**EXERCISE GOAL**
Where the string "HRRR" occurs in the material below, report the whole line.

+ + +

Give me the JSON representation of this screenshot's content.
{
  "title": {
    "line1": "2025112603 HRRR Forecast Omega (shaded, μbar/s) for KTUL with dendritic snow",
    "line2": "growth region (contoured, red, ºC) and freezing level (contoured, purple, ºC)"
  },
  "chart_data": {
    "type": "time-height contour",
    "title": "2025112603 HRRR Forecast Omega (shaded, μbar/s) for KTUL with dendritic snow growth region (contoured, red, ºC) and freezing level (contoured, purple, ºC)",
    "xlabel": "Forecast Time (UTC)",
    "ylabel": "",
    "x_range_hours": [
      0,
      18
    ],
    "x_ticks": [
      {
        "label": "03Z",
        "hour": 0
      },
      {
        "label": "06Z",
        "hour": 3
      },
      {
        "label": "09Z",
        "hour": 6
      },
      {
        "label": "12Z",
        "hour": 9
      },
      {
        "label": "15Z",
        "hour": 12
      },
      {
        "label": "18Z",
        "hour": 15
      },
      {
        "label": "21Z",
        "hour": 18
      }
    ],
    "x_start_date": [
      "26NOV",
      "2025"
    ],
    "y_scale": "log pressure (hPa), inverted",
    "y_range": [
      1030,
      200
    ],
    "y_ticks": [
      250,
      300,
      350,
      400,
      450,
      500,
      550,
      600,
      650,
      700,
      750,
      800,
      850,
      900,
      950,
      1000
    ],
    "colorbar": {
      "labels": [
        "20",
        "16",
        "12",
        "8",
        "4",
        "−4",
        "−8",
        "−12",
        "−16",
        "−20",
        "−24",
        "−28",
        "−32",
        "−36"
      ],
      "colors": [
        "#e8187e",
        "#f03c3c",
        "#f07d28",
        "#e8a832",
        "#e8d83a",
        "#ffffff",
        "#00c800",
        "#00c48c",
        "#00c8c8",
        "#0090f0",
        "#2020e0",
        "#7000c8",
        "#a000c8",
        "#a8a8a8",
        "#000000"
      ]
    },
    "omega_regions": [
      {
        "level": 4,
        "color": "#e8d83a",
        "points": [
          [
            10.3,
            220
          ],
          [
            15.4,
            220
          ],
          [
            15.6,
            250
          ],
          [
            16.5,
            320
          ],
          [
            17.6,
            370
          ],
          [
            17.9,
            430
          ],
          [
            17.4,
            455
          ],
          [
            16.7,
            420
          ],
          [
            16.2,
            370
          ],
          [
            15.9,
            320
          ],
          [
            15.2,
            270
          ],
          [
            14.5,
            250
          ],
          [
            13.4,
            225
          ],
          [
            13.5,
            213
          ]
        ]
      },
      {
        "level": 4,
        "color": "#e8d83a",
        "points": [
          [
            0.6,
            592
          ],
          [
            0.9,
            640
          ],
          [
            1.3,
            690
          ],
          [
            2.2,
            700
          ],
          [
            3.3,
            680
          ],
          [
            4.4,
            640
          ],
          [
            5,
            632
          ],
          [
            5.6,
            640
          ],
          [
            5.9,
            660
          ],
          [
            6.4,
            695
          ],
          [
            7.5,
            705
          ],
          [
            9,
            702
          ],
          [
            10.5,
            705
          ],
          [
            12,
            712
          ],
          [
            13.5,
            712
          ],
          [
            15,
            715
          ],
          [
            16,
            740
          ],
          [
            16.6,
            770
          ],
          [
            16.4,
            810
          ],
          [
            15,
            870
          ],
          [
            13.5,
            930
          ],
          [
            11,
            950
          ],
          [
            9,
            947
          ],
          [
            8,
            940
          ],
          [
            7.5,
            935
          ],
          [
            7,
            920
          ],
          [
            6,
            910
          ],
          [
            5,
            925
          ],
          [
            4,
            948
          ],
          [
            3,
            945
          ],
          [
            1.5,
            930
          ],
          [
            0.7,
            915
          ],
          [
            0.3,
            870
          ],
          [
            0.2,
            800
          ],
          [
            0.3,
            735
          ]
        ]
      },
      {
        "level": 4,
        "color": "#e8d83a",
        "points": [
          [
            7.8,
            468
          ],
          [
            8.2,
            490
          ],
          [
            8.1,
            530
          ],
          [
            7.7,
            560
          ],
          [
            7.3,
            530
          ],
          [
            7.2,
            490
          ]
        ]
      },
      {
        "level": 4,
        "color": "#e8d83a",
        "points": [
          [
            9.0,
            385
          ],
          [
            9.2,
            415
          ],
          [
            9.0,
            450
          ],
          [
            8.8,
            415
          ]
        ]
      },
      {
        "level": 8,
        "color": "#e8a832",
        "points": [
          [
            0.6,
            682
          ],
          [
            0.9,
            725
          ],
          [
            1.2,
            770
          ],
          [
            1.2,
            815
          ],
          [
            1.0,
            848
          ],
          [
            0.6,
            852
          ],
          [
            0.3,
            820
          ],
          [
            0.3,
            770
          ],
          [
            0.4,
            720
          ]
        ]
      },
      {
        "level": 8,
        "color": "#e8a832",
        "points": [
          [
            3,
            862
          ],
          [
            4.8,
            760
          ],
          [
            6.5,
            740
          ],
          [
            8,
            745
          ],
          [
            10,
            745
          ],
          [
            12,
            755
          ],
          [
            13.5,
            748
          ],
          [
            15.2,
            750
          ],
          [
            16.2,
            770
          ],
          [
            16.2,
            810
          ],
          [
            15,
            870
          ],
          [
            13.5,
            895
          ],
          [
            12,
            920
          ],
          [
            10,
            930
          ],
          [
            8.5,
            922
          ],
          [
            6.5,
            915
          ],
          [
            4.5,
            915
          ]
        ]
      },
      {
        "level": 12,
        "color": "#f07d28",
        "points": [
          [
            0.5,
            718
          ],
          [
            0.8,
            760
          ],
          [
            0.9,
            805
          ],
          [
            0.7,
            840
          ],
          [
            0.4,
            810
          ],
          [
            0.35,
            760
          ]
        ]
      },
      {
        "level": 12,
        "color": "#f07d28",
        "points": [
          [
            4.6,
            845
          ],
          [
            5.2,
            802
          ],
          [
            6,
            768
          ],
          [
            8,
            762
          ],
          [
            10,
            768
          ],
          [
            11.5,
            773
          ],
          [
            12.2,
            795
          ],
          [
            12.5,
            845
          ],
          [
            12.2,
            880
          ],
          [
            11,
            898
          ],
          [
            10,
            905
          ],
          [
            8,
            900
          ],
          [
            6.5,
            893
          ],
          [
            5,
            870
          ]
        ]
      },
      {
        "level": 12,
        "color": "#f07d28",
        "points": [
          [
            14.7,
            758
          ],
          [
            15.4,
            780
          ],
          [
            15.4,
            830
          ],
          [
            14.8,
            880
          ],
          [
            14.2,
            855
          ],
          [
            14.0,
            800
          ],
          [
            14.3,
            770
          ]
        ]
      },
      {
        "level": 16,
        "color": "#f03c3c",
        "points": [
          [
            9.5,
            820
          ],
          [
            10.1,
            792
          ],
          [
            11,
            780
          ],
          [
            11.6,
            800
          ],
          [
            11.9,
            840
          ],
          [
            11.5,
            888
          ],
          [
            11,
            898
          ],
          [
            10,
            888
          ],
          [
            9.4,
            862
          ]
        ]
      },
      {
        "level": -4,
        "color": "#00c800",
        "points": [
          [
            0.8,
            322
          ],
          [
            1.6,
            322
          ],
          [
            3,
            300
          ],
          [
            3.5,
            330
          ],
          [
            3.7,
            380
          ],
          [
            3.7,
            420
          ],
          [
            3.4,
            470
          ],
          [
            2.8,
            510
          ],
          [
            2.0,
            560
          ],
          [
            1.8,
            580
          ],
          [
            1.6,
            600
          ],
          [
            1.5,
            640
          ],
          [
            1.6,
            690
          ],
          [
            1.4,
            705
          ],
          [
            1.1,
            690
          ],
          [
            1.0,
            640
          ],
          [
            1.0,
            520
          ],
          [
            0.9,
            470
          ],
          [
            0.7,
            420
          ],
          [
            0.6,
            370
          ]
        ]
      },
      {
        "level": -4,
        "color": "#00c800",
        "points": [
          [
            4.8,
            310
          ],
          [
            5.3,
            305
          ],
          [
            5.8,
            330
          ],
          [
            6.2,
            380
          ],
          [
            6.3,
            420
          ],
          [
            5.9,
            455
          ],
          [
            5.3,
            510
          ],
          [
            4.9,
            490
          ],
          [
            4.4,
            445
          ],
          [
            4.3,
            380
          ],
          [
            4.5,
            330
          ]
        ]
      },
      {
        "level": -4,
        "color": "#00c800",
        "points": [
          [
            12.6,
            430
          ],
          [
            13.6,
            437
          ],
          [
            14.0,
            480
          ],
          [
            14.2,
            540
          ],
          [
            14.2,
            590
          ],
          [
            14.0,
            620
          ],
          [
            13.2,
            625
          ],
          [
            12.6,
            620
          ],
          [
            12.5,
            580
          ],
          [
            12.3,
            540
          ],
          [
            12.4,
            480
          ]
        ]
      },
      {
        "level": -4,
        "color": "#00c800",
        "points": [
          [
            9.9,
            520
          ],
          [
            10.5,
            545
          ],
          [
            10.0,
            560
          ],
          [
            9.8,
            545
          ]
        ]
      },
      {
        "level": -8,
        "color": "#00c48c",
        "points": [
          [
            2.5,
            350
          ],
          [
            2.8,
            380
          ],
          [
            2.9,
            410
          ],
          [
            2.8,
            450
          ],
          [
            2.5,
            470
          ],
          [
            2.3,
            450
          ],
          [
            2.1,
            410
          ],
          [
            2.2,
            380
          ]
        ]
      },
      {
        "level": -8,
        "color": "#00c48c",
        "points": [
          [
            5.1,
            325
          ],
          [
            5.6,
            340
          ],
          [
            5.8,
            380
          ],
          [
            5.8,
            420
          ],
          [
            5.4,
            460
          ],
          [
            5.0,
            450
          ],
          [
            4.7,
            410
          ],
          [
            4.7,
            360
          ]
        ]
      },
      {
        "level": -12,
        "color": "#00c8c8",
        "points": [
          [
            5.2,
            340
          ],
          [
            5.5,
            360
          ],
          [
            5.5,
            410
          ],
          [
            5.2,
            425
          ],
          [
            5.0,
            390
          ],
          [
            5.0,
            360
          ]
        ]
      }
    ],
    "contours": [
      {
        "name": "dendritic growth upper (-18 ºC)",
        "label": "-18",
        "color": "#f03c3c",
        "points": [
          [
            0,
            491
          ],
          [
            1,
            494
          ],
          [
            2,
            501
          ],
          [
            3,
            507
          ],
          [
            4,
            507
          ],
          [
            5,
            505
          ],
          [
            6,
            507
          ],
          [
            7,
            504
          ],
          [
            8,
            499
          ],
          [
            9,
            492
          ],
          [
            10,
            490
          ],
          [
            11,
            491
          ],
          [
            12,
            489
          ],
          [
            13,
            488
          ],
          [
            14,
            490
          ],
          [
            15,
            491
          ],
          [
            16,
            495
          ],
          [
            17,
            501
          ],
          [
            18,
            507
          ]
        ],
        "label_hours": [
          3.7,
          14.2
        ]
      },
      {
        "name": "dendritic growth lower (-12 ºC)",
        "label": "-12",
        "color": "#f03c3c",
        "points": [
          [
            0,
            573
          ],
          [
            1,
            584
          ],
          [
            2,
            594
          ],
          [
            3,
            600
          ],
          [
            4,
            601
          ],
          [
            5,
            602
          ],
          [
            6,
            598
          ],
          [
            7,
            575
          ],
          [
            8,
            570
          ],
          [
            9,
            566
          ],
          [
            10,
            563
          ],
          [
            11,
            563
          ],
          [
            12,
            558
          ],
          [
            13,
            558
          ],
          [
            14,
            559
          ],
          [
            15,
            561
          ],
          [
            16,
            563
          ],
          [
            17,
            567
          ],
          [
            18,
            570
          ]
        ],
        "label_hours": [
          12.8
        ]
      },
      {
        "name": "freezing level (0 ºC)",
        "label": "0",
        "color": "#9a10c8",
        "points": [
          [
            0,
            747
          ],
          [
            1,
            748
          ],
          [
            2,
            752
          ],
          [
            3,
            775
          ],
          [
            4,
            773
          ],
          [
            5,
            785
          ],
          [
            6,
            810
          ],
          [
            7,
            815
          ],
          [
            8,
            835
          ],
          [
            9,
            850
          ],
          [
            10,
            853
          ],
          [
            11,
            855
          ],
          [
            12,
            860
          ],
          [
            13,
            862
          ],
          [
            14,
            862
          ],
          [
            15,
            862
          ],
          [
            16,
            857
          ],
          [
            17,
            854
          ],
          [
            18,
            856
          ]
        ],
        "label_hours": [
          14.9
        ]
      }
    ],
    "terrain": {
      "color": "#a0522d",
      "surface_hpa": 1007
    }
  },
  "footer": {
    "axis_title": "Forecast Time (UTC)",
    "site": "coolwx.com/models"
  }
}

+ + +

**WRITTEN RESPONSE**
    "line1": "2025112603 HRRR Forecast Omega (shaded, μbar/s) for KTUL with dendritic snow",
    "title": "2025112603 HRRR Forecast Omega (shaded, μbar/s) for KTUL with dendritic snow growth region (contoured, red, ºC) and freezing level (contoured, purple, ºC)",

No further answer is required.